__SOURCE DATA__:
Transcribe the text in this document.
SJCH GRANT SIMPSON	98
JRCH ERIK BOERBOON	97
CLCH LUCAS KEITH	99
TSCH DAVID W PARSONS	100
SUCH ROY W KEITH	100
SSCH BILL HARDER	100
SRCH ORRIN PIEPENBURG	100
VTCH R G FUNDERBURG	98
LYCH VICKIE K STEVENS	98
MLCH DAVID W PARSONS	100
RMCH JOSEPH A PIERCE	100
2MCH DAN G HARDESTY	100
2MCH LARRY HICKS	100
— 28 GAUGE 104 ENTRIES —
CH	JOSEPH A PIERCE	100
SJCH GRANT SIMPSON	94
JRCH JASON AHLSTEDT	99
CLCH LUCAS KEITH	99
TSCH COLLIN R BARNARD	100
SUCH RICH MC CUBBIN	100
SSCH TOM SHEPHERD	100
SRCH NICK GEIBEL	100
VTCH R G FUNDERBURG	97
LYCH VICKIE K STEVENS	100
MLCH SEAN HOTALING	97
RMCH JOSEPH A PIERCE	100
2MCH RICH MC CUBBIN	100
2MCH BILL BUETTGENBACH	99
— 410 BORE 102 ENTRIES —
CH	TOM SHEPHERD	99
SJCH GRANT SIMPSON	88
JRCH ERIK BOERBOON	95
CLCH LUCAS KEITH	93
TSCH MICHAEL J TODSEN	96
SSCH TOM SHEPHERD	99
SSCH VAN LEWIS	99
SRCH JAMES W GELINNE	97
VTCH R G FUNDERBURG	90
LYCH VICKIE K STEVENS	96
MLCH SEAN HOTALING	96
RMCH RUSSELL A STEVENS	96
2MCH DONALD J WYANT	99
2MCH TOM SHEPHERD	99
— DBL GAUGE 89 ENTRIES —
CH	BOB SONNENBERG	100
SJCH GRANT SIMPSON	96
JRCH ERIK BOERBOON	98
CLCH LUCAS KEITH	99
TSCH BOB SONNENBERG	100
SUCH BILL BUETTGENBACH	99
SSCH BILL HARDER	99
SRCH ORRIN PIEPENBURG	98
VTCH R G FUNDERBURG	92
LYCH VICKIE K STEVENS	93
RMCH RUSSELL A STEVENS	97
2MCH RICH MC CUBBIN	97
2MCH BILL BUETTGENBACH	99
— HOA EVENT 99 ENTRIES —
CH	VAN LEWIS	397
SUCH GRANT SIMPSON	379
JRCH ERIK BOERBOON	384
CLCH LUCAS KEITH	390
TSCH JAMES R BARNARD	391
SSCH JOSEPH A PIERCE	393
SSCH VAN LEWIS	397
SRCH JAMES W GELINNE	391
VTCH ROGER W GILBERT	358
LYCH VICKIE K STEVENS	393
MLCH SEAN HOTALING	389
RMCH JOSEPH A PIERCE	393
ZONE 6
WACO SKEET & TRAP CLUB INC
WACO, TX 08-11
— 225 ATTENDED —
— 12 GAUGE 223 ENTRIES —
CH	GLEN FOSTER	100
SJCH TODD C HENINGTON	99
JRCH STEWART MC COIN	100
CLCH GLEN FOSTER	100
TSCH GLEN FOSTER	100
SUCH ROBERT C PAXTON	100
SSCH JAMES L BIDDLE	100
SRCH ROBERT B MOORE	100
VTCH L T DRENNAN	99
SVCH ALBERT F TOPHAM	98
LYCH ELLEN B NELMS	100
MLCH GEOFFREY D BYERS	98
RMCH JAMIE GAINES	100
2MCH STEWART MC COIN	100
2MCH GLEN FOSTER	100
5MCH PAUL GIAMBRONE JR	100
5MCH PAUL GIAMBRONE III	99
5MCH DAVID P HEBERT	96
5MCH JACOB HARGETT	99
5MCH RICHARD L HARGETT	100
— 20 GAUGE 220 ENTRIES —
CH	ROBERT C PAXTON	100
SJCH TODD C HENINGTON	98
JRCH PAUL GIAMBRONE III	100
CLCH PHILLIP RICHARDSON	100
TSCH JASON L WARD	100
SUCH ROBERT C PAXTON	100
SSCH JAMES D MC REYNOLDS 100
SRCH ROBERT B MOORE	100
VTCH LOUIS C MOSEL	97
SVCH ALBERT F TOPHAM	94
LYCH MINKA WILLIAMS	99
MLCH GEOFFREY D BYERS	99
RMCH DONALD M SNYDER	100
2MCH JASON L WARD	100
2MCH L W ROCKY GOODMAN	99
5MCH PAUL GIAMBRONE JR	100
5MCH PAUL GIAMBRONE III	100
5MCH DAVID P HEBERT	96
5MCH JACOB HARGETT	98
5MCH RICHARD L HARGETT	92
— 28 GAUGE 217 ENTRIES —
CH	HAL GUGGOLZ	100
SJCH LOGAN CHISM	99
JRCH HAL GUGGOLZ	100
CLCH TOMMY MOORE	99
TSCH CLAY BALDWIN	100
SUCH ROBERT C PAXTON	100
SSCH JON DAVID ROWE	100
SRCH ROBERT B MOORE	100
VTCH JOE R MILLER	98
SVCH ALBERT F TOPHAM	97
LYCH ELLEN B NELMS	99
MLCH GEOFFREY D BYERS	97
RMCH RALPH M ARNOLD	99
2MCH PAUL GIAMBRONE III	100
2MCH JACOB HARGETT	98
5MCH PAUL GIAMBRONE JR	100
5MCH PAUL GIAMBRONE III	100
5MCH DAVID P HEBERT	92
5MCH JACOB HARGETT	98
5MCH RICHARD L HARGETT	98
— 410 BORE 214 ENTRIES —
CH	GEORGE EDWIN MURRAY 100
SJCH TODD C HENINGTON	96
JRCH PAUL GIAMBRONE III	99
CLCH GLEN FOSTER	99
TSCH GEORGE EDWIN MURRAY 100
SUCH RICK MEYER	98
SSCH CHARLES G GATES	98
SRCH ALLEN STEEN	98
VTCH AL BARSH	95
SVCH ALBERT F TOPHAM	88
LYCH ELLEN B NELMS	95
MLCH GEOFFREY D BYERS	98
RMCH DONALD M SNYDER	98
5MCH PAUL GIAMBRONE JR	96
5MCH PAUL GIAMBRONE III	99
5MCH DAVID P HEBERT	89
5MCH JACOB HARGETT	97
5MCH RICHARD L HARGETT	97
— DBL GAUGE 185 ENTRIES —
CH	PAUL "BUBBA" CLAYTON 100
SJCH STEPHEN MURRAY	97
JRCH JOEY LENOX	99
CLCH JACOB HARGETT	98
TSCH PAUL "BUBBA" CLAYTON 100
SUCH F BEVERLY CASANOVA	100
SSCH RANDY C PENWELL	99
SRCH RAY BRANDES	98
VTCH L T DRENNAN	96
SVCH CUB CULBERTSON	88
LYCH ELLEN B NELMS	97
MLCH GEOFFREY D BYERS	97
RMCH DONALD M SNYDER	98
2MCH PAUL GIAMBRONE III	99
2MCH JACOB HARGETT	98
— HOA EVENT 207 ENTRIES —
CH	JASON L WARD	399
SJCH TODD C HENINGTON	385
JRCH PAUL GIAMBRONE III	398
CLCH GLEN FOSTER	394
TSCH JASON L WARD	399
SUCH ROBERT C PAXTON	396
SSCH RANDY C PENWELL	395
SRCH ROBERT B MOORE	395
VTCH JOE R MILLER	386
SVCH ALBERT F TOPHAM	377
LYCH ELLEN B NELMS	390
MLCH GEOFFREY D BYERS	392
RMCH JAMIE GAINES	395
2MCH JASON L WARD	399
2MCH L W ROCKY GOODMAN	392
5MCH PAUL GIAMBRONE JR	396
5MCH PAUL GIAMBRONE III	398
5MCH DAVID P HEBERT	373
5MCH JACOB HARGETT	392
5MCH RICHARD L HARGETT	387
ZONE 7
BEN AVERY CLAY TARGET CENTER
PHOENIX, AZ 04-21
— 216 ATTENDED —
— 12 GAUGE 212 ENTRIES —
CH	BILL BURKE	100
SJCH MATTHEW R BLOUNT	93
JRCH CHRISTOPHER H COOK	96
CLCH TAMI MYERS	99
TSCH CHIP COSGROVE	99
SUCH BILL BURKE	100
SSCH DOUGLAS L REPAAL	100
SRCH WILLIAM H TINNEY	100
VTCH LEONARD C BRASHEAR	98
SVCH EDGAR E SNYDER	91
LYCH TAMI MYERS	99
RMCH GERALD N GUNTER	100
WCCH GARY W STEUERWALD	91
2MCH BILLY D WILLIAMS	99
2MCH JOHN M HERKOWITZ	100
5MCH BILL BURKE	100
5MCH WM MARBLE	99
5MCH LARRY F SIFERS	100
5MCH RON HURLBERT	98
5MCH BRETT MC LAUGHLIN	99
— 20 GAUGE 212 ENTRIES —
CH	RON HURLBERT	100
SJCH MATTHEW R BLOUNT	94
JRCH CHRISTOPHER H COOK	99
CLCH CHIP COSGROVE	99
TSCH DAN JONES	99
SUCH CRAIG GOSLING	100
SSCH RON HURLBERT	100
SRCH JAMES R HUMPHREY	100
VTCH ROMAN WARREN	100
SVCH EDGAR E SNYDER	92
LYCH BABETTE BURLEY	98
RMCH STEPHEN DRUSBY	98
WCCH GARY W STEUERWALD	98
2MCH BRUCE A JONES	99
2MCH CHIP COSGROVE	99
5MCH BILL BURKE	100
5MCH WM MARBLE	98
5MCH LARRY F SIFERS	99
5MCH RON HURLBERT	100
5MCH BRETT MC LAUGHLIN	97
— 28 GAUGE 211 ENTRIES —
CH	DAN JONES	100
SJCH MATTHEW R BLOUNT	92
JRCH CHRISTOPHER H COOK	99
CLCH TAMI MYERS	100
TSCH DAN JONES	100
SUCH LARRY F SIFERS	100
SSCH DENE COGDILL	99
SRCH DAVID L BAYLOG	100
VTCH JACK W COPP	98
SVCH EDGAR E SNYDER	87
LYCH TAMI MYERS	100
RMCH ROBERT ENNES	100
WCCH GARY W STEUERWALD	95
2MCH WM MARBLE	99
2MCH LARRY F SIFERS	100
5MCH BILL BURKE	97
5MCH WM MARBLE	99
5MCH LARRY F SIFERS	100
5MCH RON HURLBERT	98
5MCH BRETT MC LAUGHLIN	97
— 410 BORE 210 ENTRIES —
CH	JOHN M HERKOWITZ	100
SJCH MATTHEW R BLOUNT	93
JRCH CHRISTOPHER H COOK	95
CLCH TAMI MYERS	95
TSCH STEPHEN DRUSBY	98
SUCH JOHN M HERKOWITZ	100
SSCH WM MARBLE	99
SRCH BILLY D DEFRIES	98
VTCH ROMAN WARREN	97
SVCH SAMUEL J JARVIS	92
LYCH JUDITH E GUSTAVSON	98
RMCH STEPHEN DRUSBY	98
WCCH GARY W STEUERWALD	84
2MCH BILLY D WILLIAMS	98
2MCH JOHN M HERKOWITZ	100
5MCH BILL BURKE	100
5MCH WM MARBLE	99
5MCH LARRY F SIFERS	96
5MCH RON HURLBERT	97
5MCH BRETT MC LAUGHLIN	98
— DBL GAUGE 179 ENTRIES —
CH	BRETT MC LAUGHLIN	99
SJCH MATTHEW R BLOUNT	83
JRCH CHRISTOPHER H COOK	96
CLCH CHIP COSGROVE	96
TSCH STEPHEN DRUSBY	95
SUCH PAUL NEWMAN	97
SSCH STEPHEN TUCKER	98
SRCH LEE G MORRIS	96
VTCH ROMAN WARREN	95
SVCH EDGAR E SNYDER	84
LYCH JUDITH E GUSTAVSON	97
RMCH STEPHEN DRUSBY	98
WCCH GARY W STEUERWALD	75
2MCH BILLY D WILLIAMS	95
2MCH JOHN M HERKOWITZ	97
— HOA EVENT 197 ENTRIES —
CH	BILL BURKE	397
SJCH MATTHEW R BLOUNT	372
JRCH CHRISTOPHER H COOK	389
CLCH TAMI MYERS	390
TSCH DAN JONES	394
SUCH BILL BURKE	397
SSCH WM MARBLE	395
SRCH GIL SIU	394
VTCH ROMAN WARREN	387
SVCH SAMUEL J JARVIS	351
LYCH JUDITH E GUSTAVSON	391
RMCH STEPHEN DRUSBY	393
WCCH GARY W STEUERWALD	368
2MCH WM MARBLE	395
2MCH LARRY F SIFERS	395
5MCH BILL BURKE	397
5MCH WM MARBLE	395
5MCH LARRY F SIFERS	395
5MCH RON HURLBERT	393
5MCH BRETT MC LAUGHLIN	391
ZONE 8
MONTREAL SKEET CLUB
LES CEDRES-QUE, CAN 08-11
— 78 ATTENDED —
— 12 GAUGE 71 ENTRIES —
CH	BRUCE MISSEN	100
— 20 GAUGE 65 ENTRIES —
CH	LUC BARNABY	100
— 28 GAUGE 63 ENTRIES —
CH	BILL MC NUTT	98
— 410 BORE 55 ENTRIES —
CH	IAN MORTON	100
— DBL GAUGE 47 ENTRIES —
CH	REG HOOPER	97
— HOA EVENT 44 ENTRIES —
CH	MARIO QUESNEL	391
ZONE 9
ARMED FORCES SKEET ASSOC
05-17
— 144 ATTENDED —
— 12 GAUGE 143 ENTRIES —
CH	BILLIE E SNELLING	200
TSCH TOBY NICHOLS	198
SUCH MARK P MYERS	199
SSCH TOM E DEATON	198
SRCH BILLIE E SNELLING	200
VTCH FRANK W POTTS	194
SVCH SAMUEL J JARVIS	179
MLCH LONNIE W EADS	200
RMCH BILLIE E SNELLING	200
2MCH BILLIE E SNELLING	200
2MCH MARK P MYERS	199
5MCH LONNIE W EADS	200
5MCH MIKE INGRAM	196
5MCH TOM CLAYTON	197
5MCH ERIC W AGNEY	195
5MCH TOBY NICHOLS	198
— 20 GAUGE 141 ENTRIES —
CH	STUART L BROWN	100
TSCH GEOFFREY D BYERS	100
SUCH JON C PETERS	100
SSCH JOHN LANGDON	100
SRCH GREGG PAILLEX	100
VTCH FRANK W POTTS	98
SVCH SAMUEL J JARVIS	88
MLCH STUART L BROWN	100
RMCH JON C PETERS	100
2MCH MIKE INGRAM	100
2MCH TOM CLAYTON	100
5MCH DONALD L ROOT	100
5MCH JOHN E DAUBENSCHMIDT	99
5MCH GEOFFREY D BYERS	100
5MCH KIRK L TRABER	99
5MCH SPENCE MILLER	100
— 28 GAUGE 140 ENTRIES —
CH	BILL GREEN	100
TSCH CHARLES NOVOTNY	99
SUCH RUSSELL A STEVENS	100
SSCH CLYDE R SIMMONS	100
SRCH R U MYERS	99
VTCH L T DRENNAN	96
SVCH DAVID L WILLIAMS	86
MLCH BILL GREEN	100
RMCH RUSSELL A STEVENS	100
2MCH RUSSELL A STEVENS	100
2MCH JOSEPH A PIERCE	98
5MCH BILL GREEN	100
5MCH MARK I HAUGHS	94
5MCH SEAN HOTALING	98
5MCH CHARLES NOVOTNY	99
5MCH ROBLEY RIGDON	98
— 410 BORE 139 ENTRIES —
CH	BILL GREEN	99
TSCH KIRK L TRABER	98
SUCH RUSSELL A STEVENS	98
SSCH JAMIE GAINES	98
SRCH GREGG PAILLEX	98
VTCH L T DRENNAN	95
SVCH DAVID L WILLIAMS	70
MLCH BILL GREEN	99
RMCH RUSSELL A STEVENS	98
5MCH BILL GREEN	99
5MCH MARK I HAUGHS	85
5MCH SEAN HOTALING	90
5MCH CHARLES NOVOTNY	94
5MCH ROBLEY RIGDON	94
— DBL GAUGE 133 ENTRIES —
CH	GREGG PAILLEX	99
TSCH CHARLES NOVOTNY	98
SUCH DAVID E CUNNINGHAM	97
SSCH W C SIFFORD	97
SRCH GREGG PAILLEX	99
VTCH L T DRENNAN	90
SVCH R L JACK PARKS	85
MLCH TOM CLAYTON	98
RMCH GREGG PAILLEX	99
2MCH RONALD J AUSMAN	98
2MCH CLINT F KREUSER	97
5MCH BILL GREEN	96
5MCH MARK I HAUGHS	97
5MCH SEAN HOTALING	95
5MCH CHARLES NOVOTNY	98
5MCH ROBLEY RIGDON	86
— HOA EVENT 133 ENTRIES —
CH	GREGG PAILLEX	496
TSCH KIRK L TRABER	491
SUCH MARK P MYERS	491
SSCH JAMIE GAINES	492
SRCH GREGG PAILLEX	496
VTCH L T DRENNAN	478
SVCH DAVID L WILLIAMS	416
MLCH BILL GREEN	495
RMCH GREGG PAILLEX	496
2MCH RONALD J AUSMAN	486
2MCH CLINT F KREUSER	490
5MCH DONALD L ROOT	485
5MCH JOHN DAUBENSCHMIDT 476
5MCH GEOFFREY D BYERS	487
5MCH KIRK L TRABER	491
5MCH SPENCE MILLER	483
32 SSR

__WHAT TO PRODUCE__: Reply with the number of lines in the material above that contain "HOTALING", and nothing more.

__TASK OUTPUT__: 6